Requirements
All of the records below should be output exactly.

Provided data
********

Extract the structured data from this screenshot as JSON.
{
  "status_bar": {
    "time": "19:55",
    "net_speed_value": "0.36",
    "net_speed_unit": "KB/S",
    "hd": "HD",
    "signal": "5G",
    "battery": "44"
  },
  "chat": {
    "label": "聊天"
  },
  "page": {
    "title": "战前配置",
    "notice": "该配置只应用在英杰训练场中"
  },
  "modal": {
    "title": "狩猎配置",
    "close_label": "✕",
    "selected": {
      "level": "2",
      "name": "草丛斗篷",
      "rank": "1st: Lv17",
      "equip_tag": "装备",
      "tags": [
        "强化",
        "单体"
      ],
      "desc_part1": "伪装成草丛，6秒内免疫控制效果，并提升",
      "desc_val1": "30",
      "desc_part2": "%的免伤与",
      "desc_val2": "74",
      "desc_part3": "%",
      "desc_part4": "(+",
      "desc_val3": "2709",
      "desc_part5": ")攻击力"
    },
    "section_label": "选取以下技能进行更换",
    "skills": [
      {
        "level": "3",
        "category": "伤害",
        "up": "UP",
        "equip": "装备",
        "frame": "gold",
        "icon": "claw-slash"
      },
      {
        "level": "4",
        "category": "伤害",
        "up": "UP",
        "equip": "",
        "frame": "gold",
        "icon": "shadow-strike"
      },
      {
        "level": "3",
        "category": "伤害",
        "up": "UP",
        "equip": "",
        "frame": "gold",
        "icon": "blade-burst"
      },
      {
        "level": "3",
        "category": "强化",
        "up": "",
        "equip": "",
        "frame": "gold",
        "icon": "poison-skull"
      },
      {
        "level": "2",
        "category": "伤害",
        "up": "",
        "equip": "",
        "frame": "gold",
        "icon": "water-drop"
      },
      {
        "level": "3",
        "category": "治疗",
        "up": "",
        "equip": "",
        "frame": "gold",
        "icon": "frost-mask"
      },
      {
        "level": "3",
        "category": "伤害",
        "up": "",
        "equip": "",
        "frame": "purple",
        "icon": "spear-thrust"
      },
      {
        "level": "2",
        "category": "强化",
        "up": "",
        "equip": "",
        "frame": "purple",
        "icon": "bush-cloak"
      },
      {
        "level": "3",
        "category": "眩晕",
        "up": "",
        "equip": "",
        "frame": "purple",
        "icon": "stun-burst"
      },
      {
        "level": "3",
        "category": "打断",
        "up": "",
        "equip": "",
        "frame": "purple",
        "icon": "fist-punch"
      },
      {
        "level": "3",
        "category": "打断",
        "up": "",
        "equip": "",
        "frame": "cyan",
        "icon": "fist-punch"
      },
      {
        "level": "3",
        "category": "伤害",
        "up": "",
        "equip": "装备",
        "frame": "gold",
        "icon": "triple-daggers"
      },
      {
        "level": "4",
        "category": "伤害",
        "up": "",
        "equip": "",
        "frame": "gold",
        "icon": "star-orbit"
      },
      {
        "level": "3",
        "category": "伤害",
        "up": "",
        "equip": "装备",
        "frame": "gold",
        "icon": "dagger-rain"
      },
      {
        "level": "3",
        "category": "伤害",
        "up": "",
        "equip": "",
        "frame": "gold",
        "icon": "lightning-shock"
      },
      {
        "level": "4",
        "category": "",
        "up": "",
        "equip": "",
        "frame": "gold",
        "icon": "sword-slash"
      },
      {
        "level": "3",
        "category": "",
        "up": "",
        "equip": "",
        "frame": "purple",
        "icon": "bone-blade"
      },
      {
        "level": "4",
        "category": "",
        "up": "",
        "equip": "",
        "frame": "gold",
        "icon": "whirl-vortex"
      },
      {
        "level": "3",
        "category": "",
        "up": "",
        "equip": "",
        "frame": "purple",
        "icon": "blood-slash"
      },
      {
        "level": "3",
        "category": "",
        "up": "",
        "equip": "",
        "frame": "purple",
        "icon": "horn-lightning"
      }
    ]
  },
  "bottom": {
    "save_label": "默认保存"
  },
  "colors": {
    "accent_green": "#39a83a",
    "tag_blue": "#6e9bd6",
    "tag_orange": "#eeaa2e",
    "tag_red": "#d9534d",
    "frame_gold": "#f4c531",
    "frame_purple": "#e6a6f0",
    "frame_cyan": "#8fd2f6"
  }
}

********

Response to this exercise
Extract the structured data from this screenshot as JSON.
{
  "status_bar": {
    "time": "19:55",
    "net_speed_value": "0.36",
    "net_speed_unit": "KB/S",
    "hd": "HD",
    "signal": "5G",
    "battery": "44"
  },
  "chat": {
    "label": "聊天"
  },
  "page": {
    "title": "战前配置",
    "notice": "该配置只应用在英杰训练场中"
  },
  "modal": {
    "title": "狩猎配置",
    "close_label": "✕",
    "selected": {
      "level": "2",
      "name": "草丛斗篷",
      "rank": "1st: Lv17",
      "equip_tag": "装备",
      "tags": [
        "强化",
        "单体"
      ],
      "desc_part1": "伪装成草丛，6秒内免疫控制效果，并提升",
      "desc_val1": "30",
      "desc_part2": "%的免伤与",
      "desc_val2": "74",
      "desc_part3": "%",
      "desc_part4": "(+",
      "desc_val3": "2709",
      "desc_part5": ")攻击力"
    },
    "section_label": "选取以下技能进行更换",
    "skills": [
      {
        "level": "3",
        "category": "伤害",
        "up": "UP",
        "equip": "装备",
        "frame": "gold",
        "icon": "claw-slash"
      },
      {
        "level": "4",
        "category": "伤害",
        "up": "UP",
        "equip": "",
        "frame": "gold",
        "icon": "shadow-strike"
      },
      {
        "level": "3",
        "category": "伤害",
        "up": "UP",
        "equip": "",
        "frame": "gold",
        "icon": "blade-burst"
      },
      {
        "level": "3",
        "category": "强化",
        "up": "",
        "equip": "",
        "frame": "gold",
        "icon": "poison-skull"
      },
      {
        "level": "2",
        "category": "伤害",
        "up": "",
        "equip": "",
        "frame": "gold",
        "icon": "water-drop"
      },
      {
        "level": "3",
        "category": "治疗",
        "up": "",
        "equip": "",
        "frame": "gold",
        "icon": "frost-mask"
      },
      {
        "level": "3",
        "category": "伤害",
        "up": "",
        "equip": "",
        "frame": "purple",
        "icon": "spear-thrust"
      },
      {
        "level": "2",
        "category": "强化",
        "up": "",
        "equip": "",
        "frame": "purple",
        "icon": "bush-cloak"
      },
      {
        "level": "3",
        "category": "眩晕",
        "up": "",
        "equip": "",
        "frame": "purple",
        "icon": "stun-burst"
      },
      {
        "level": "3",
        "category": "打断",
        "up": "",
        "equip": "",
        "frame": "purple",
        "icon": "fist-punch"
      },
      {
        "level": "3",
        "category": "打断",
        "up": "",
        "equip": "",
        "frame": "cyan",
        "icon": "fist-punch"
      },
      {
        "level": "3",
        "category": "伤害",
        "up": "",
        "equip": "装备",
        "frame": "gold",
        "icon": "triple-daggers"
      },
      {
        "level": "4",
        "category": "伤害",
        "up": "",
        "equip": "",
        "frame": "gold",
        "icon": "star-orbit"
      },
      {
        "level": "3",
        "category": "伤害",
        "up": "",
        "equip": "装备",
        "frame": "gold",
        "icon": "dagger-rain"
      },
      {
        "level": "3",
        "category": "伤害",
        "up": "",
        "equip": "",
        "frame": "gold",
        "icon": "lightning-shock"
      },
      {
        "level": "4",
        "category": "",
        "up": "",
        "equip": "",
        "frame": "gold",
        "icon": "sword-slash"
      },
      {
        "level": "3",
        "category": "",
        "up": "",
        "equip": "",
        "frame": "purple",
        "icon": "bone-blade"
      },
      {
        "level": "4",
        "category": "",
        "up": "",
        "equip": "",
        "frame": "gold",
        "icon": "whirl-vortex"
      },
      {
        "level": "3",
        "category": "",
        "up": "",
        "equip": "",
        "frame": "purple",
        "icon": "blood-slash"
      },
      {
        "level": "3",
        "category": "",
        "up": "",
        "equip": "",
        "frame": "purple",
        "icon": "horn-lightning"
      }
    ]
  },
  "bottom": {
    "save_label": "默认保存"
  },
  "colors": {
    "accent_green": "#39a83a",
    "tag_blue": "#6e9bd6",
    "tag_orange": "#eeaa2e",
    "tag_red": "#d9534d",
    "frame_gold": "#f4c531",
    "frame_purple": "#e6a6f0",
    "frame_cyan": "#8fd2f6"
  }
}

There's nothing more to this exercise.